→ **DIRECTION**: List each line of the data in which the string "accent" appears.

→ **Collected data**:
* * *

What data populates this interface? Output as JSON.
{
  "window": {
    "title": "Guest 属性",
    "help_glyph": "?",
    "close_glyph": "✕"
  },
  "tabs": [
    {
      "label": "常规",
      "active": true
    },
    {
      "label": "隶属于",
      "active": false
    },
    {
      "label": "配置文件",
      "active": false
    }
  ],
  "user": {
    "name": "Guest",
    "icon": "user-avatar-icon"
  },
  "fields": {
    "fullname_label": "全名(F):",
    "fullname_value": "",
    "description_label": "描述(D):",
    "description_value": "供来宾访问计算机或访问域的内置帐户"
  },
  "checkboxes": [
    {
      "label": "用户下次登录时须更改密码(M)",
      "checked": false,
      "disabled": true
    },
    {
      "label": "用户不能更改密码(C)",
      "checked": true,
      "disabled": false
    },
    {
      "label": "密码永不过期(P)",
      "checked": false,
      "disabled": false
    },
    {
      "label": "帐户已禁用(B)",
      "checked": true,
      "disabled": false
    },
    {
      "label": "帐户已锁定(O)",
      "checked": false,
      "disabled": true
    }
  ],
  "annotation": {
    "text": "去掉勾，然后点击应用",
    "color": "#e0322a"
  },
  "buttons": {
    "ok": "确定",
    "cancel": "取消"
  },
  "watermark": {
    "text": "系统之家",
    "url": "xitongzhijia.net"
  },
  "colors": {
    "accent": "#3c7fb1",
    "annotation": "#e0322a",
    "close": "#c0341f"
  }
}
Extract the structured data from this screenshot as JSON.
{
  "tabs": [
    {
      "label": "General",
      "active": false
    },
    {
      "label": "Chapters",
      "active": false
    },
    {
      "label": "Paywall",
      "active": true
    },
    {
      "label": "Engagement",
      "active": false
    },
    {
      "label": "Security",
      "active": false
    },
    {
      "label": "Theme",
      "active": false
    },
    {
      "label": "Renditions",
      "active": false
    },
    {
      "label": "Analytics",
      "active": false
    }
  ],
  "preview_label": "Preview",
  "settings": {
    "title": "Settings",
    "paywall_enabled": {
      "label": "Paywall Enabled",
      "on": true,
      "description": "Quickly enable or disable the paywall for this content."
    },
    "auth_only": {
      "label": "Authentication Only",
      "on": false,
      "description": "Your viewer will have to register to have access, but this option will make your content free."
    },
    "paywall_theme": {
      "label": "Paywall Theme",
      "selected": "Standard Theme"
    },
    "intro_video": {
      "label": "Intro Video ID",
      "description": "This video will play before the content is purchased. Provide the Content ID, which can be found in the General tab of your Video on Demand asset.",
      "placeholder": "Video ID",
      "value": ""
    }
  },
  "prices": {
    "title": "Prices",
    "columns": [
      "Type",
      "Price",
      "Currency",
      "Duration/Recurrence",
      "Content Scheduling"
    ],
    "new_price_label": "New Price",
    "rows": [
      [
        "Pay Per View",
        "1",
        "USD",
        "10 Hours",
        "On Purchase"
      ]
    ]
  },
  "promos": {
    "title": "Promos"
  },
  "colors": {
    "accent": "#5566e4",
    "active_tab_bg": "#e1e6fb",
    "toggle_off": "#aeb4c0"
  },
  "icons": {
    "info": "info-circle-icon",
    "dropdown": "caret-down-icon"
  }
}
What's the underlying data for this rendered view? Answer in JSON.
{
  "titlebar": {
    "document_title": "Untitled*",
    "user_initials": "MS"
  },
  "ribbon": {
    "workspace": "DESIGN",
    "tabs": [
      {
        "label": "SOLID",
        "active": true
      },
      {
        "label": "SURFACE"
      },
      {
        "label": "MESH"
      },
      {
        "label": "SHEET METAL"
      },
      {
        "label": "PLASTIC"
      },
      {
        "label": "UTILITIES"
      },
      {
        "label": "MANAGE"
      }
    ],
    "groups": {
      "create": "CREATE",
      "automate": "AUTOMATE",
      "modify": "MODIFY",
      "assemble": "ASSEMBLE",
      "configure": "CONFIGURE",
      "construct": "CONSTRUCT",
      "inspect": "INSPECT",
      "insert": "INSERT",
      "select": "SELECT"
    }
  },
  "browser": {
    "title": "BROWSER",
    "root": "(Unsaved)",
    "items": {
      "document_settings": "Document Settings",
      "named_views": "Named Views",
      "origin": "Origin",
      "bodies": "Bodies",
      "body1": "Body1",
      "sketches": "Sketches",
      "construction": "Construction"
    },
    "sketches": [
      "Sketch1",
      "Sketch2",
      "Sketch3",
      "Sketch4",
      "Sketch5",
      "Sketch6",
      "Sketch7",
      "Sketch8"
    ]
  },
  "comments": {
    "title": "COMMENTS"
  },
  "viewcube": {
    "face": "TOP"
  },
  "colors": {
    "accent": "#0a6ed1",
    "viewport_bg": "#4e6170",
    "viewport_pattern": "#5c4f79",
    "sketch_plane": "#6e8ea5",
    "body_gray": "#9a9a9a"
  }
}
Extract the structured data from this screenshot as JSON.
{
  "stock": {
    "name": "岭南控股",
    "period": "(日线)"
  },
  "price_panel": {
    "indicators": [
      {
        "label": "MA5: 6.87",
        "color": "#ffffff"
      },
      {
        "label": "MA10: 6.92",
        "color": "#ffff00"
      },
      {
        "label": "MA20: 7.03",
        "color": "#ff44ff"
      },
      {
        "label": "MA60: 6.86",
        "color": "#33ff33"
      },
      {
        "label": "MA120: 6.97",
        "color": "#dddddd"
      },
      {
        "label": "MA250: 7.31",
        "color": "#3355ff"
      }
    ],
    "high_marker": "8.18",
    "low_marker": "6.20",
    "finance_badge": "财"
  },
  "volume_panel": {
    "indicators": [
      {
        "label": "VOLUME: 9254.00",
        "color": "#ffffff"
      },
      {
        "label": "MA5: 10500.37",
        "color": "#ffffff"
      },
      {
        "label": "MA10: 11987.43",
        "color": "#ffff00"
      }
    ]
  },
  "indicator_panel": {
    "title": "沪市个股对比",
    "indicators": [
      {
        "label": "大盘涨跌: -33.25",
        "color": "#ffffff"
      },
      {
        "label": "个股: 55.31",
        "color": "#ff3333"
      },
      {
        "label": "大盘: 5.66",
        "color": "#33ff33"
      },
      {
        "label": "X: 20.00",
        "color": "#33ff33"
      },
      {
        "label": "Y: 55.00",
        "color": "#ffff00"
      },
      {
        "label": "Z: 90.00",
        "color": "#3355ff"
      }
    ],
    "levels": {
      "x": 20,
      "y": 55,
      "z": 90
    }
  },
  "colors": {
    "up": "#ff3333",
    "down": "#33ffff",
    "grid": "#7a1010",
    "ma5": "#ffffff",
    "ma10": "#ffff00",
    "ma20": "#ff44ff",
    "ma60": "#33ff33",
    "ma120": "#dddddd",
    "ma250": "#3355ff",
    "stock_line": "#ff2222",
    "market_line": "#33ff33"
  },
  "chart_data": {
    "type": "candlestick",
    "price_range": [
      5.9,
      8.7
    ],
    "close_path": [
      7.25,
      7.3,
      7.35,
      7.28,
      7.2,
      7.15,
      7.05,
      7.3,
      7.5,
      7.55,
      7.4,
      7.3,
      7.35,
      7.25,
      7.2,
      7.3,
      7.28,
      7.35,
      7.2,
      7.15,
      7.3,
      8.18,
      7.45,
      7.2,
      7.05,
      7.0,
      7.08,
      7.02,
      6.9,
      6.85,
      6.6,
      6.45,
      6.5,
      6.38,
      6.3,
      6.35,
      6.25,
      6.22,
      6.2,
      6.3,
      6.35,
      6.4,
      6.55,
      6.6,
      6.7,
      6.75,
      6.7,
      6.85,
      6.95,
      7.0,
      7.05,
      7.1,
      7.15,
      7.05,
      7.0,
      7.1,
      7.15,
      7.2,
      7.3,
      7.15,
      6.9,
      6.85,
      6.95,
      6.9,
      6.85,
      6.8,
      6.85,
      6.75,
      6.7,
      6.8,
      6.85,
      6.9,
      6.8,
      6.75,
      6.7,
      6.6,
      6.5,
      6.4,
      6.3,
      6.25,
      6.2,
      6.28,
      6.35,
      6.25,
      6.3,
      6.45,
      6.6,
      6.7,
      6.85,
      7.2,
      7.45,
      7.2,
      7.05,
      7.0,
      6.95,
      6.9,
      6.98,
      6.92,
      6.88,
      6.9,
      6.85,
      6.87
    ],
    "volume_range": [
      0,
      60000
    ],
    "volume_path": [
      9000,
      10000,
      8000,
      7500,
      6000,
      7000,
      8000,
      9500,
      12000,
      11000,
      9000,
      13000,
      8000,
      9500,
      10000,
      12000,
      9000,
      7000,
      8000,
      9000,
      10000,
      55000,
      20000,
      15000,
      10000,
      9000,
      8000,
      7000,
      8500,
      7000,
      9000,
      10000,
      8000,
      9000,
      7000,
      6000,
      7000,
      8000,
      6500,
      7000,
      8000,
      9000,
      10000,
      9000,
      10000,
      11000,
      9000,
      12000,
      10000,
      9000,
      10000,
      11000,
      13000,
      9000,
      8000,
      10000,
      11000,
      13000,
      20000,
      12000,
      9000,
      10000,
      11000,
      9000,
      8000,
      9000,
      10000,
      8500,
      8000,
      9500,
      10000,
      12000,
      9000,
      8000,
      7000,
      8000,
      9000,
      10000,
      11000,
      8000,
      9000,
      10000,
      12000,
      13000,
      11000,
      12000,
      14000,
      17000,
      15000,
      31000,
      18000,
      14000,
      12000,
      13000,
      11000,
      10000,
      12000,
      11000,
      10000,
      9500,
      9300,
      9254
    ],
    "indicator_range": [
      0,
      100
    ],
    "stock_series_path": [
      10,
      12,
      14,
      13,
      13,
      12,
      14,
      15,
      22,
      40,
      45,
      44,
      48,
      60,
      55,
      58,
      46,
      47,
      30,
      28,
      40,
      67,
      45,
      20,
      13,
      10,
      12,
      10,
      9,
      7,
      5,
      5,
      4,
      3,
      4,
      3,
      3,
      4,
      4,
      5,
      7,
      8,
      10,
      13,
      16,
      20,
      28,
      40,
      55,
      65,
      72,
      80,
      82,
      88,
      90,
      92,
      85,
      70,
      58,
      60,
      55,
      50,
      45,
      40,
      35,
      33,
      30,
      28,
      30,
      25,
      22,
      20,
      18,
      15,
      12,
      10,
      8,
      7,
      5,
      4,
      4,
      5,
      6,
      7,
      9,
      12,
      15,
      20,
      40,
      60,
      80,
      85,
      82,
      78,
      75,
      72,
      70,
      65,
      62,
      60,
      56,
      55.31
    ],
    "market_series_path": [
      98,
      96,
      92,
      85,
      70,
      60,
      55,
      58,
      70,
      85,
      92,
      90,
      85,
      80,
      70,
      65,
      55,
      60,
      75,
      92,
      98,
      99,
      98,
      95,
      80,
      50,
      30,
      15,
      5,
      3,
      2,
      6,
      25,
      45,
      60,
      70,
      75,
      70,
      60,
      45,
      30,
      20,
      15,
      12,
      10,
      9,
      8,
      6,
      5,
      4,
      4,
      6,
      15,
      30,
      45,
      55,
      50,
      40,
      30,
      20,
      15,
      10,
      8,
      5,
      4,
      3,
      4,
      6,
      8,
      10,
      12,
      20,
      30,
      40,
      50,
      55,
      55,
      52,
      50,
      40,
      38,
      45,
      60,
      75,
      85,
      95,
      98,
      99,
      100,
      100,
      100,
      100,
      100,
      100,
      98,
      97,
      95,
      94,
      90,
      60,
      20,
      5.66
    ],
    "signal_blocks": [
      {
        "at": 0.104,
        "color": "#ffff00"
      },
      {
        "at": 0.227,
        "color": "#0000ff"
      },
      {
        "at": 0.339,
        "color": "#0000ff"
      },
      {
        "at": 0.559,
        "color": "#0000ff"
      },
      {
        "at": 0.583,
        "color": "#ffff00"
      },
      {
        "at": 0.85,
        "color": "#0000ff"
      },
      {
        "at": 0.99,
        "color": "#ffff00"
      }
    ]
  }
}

* * *

→ **RESULT**:
    "accent": "#3c7fb1",
    "accent": "#5566e4",
    "accent": "#0a6ed1",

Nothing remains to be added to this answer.